### Objective:
Output all the data exactly. Pictures do not belong in the copy.

### Input rows:
● ● ● ● ●

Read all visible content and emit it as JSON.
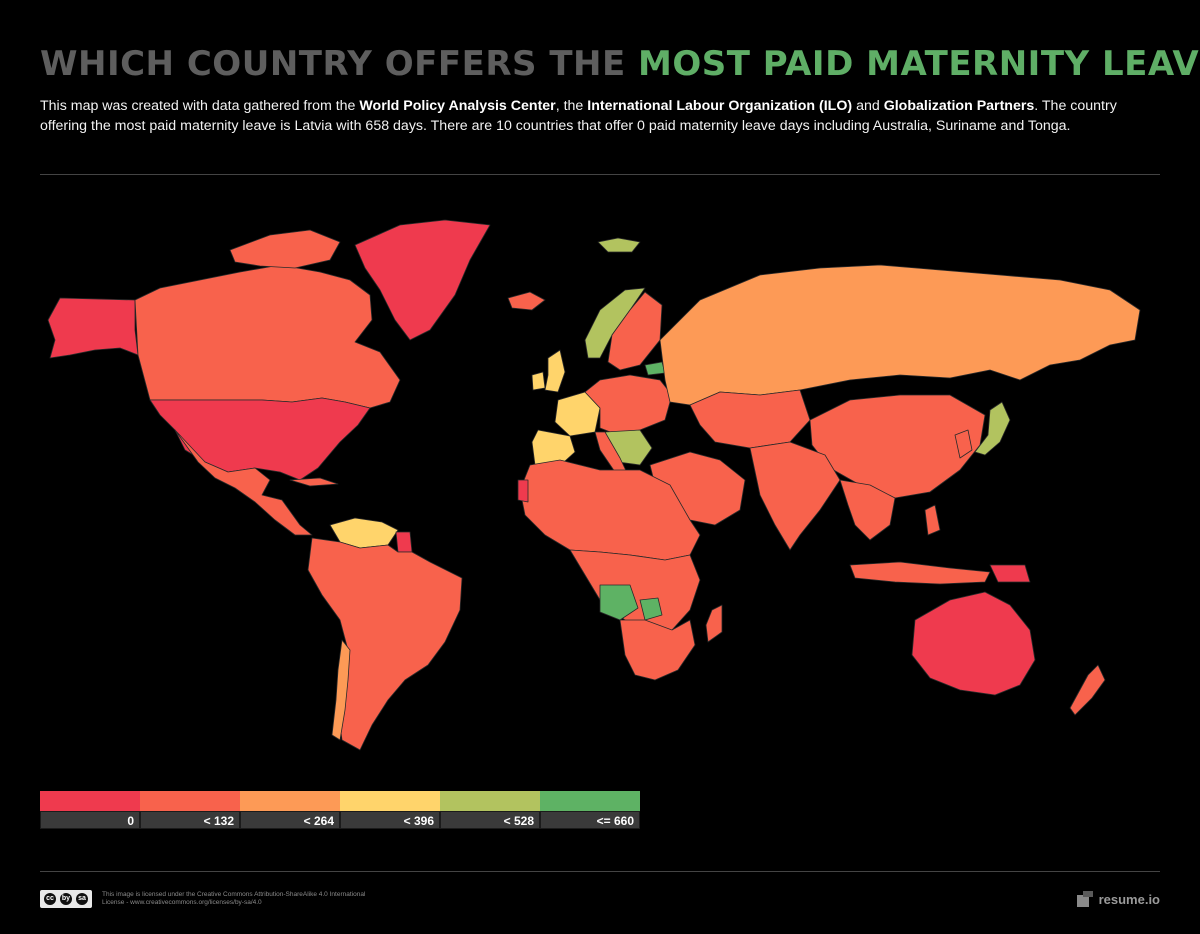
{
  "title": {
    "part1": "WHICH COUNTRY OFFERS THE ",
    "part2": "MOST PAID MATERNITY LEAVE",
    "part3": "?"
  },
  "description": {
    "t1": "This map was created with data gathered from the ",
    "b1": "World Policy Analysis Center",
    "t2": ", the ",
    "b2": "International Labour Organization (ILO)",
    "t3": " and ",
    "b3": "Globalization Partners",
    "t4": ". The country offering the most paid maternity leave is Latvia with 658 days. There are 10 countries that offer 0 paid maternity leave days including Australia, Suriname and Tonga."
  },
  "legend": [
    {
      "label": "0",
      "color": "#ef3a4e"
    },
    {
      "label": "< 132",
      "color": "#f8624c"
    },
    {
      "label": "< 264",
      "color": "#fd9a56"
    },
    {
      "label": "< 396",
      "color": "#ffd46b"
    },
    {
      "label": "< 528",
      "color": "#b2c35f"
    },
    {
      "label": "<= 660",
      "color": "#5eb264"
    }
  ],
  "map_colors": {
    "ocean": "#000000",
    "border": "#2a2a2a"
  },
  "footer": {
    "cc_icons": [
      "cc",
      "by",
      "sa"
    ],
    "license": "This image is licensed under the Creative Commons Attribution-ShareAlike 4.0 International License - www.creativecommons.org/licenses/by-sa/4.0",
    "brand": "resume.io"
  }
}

● ● ● ● ●

### Exercise result:
Read all visible content and emit it as JSON.
{
  "title": {
    "part1": "WHICH COUNTRY OFFERS THE ",
    "part2": "MOST PAID MATERNITY LEAVE",
    "part3": "?"
  },
  "description": {
    "t1": "This map was created with data gathered from the ",
    "b1": "World Policy Analysis Center",
    "t2": ", the ",
    "b2": "International Labour Organization (ILO)",
    "t3": " and ",
    "b3": "Globalization Partners",
    "t4": ". The country offering the most paid maternity leave is Latvia with 658 days. There are 10 countries that offer 0 paid maternity leave days including Australia, Suriname and Tonga."
  },
  "legend": [
    {
      "label": "0",
      "color": "#ef3a4e"
    },
    {
      "label": "< 132",
      "color": "#f8624c"
    },
    {
      "label": "< 264",
      "color": "#fd9a56"
    },
    {
      "label": "< 396",
      "color": "#ffd46b"
    },
    {
      "label": "< 528",
      "color": "#b2c35f"
    },
    {
      "label": "<= 660",
      "color": "#5eb264"
    }
  ],
  "map_colors": {
    "ocean": "#000000",
    "border": "#2a2a2a"
  },
  "footer": {
    "cc_icons": [
      "cc",
      "by",
      "sa"
    ],
    "license": "This image is licensed under the Creative Commons Attribution-ShareAlike 4.0 International License - www.creativecommons.org/licenses/by-sa/4.0",
    "brand": "resume.io"
  }
}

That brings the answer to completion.